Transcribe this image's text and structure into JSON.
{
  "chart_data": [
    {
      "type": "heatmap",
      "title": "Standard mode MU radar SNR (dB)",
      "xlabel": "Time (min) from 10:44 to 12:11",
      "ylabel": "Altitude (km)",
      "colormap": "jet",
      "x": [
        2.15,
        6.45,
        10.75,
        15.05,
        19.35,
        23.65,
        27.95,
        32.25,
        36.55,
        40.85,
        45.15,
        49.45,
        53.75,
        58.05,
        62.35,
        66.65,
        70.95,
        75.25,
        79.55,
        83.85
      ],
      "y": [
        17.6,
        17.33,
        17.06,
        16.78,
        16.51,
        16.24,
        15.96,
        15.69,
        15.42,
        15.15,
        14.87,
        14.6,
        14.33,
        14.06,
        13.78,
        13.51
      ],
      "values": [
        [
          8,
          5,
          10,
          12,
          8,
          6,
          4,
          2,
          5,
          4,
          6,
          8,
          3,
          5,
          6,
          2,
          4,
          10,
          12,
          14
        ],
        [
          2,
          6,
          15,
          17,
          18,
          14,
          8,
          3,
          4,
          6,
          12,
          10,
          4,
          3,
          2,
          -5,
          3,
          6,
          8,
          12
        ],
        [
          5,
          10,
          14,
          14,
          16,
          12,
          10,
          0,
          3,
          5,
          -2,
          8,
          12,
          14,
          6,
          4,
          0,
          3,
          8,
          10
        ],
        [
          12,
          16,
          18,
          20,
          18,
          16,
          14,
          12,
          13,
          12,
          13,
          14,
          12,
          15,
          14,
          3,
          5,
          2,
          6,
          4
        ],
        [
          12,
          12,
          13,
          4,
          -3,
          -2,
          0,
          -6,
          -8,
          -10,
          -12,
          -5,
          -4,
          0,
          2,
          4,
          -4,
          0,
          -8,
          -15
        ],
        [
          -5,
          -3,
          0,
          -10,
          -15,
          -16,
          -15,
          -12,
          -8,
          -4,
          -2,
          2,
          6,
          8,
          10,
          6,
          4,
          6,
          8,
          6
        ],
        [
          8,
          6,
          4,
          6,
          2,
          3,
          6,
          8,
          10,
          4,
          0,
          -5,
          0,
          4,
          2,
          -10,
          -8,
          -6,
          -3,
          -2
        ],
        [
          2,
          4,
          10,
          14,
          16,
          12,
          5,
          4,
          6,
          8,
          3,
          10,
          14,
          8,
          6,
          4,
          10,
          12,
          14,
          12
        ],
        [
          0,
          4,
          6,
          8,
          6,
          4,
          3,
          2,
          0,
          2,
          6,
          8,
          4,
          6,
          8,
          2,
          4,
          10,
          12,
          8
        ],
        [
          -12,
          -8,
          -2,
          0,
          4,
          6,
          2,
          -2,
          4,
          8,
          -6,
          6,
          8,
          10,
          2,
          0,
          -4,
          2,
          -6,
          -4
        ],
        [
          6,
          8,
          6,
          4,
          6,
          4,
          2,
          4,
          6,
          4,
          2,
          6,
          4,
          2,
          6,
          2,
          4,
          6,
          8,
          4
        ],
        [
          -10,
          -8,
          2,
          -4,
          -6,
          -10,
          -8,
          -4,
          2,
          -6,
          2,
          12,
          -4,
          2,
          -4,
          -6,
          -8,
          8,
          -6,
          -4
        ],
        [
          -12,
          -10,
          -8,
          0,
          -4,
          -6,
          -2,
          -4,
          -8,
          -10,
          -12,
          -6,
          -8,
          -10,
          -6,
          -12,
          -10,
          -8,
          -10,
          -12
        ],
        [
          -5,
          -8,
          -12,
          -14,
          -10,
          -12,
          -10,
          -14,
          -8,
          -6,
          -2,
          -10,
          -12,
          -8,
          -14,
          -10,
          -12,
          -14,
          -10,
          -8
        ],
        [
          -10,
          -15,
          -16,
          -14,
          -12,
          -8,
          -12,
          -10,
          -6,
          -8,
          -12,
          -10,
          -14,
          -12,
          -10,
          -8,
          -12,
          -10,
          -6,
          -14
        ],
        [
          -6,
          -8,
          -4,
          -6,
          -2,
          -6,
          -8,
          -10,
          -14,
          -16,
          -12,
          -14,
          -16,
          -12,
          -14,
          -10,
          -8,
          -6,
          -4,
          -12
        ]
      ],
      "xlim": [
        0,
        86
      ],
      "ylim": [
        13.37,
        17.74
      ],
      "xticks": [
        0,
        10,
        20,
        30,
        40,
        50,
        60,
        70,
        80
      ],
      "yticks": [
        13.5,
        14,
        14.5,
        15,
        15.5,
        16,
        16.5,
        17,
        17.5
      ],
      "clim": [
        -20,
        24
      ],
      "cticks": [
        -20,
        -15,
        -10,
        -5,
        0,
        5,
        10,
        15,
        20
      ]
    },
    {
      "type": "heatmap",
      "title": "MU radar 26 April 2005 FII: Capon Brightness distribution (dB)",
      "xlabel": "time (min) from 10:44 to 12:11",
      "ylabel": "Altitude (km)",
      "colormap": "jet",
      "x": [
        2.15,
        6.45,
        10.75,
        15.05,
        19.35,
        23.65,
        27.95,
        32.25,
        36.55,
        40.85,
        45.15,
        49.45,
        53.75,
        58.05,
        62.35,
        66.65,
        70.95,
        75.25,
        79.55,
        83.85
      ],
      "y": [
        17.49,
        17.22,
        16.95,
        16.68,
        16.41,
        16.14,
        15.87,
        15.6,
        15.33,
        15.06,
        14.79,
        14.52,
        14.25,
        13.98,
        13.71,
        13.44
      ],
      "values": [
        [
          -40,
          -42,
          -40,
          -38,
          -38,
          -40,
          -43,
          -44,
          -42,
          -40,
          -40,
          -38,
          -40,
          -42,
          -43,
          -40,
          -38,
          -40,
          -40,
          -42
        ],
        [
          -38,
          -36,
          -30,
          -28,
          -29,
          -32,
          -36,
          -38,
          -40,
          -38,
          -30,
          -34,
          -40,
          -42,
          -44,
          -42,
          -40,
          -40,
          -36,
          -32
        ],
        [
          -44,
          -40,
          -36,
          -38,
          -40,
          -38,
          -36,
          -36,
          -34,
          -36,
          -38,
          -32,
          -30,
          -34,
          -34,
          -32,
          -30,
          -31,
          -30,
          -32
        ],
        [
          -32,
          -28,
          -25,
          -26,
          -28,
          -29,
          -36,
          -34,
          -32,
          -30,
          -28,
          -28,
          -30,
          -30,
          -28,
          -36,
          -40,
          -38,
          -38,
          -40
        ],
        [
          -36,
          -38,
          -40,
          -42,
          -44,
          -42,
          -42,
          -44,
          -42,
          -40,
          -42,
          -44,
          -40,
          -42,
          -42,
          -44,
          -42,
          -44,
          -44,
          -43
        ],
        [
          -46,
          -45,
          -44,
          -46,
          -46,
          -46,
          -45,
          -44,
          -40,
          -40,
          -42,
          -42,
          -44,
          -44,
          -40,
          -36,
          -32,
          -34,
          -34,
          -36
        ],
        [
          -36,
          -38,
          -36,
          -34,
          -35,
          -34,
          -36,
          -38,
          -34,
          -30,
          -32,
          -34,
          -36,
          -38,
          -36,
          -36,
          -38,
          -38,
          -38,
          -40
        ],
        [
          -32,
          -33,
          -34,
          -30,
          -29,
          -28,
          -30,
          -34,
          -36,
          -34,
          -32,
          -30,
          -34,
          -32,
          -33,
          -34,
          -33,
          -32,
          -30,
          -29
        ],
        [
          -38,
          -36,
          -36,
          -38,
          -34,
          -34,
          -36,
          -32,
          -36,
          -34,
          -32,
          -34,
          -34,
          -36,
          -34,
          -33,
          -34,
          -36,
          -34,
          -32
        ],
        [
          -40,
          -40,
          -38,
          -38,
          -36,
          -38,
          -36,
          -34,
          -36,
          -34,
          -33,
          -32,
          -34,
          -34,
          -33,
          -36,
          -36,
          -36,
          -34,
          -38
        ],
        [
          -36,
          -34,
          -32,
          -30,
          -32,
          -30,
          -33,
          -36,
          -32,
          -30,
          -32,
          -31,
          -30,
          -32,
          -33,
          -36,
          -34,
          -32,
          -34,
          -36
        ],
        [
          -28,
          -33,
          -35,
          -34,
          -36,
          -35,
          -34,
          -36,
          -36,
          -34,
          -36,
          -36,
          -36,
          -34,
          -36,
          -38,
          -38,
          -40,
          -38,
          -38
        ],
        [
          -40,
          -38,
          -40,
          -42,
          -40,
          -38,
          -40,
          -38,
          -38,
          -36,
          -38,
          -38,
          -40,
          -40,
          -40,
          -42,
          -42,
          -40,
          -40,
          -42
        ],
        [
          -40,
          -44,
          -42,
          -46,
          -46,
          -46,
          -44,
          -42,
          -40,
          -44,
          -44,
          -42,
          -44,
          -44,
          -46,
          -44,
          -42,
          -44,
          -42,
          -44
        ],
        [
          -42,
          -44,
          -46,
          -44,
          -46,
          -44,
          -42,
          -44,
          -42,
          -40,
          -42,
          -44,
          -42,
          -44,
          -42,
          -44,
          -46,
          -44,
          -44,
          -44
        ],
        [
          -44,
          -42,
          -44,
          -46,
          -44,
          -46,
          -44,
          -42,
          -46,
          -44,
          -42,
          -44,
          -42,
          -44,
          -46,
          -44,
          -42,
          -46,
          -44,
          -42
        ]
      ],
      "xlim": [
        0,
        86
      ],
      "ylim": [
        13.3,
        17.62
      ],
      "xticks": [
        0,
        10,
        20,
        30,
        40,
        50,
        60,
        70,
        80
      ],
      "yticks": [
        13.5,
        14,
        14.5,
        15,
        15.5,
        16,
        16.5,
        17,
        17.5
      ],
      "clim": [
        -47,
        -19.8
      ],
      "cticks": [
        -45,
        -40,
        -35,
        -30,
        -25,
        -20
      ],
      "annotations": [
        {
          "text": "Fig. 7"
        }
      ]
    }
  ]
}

++++++++++

Exercise task
Where a line of the data holds "text", show that line.

Complete answer
Transcribe this image's text and structure into JSON.
          "text": "Fig. 7"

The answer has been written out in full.